Records contained in a dataset:
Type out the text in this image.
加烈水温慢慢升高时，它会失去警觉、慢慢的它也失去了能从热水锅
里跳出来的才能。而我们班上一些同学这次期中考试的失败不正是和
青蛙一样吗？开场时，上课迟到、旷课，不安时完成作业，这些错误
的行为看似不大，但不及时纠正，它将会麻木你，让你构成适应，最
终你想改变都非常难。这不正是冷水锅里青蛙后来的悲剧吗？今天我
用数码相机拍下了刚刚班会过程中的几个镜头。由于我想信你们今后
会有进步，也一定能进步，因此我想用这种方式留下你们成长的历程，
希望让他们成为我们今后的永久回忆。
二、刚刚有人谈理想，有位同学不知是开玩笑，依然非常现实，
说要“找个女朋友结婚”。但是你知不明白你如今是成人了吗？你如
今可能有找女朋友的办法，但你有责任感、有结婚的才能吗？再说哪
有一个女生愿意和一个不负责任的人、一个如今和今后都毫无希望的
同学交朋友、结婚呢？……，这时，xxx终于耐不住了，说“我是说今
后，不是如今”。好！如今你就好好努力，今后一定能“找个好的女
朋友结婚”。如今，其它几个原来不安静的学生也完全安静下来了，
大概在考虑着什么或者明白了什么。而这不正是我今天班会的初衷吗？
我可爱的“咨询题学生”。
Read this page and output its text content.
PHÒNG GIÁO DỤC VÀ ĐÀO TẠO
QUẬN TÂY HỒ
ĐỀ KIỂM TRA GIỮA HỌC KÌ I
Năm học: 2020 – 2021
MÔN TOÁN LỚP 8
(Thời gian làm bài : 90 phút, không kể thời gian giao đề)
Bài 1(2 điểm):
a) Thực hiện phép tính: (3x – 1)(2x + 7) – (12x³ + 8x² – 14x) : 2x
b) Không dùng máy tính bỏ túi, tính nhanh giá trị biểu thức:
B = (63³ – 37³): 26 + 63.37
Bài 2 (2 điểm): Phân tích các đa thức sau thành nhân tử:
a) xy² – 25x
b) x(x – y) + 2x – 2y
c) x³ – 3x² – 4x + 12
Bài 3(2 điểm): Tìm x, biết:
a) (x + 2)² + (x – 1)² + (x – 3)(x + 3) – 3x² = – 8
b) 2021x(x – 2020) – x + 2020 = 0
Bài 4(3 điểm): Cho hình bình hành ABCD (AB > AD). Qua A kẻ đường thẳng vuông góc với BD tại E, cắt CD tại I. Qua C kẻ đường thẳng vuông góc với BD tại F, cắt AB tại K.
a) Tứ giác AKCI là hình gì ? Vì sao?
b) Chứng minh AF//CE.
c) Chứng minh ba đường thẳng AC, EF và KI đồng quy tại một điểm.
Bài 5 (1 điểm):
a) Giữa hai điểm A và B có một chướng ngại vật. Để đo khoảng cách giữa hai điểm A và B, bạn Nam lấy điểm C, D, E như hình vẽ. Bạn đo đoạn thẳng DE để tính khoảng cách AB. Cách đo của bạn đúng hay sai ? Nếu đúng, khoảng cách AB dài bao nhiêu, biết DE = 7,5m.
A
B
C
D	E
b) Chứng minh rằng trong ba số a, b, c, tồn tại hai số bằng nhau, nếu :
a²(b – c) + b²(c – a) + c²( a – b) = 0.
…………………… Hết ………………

### Do this
Transcribe every line of the data, exactly as it stands.

### Task response
Type out the text in this image.
加烈水温慢慢升高时，它会失去警觉、慢慢的它也失去了能从热水锅
里跳出来的才能。而我们班上一些同学这次期中考试的失败不正是和
青蛙一样吗？开场时，上课迟到、旷课，不安时完成作业，这些错误
的行为看似不大，但不及时纠正，它将会麻木你，让你构成适应，最
终你想改变都非常难。这不正是冷水锅里青蛙后来的悲剧吗？今天我
用数码相机拍下了刚刚班会过程中的几个镜头。由于我想信你们今后
会有进步，也一定能进步，因此我想用这种方式留下你们成长的历程，
希望让他们成为我们今后的永久回忆。
二、刚刚有人谈理想，有位同学不知是开玩笑，依然非常现实，
说要“找个女朋友结婚”。但是你知不明白你如今是成人了吗？你如
今可能有找女朋友的办法，但你有责任感、有结婚的才能吗？再说哪
有一个女生愿意和一个不负责任的人、一个如今和今后都毫无希望的
同学交朋友、结婚呢？……，这时，xxx终于耐不住了，说“我是说今
后，不是如今”。好！如今你就好好努力，今后一定能“找个好的女
朋友结婚”。如今，其它几个原来不安静的学生也完全安静下来了，
大概在考虑着什么或者明白了什么。而这不正是我今天班会的初衷吗？
我可爱的“咨询题学生”。
Read this page and output its text content.
PHÒNG GIÁO DỤC VÀ ĐÀO TẠO
QUẬN TÂY HỒ
ĐỀ KIỂM TRA GIỮA HỌC KÌ I
Năm học: 2020 – 2021
MÔN TOÁN LỚP 8
(Thời gian làm bài : 90 phút, không kể thời gian giao đề)
Bài 1(2 điểm):
a) Thực hiện phép tính: (3x – 1)(2x + 7) – (12x³ + 8x² – 14x) : 2x
b) Không dùng máy tính bỏ túi, tính nhanh giá trị biểu thức:
B = (63³ – 37³): 26 + 63.37
Bài 2 (2 điểm): Phân tích các đa thức sau thành nhân tử:
a) xy² – 25x
b) x(x – y) + 2x – 2y
c) x³ – 3x² – 4x + 12
Bài 3(2 điểm): Tìm x, biết:
a) (x + 2)² + (x – 1)² + (x – 3)(x + 3) – 3x² = – 8
b) 2021x(x – 2020) – x + 2020 = 0
Bài 4(3 điểm): Cho hình bình hành ABCD (AB > AD). Qua A kẻ đường thẳng vuông góc với BD tại E, cắt CD tại I. Qua C kẻ đường thẳng vuông góc với BD tại F, cắt AB tại K.
a) Tứ giác AKCI là hình gì ? Vì sao?
b) Chứng minh AF//CE.
c) Chứng minh ba đường thẳng AC, EF và KI đồng quy tại một điểm.
Bài 5 (1 điểm):
a) Giữa hai điểm A và B có một chướng ngại vật. Để đo khoảng cách giữa hai điểm A và B, bạn Nam lấy điểm C, D, E như hình vẽ. Bạn đo đoạn thẳng DE để tính khoảng cách AB. Cách đo của bạn đúng hay sai ? Nếu đúng, khoảng cách AB dài bao nhiêu, biết DE = 7,5m.
A
B
C
D	E
b) Chứng minh rằng trong ba số a, b, c, tồn tại hai số bằng nhau, nếu :
a²(b – c) + b²(c – a) + c²( a – b) = 0.
…………………… Hết ………………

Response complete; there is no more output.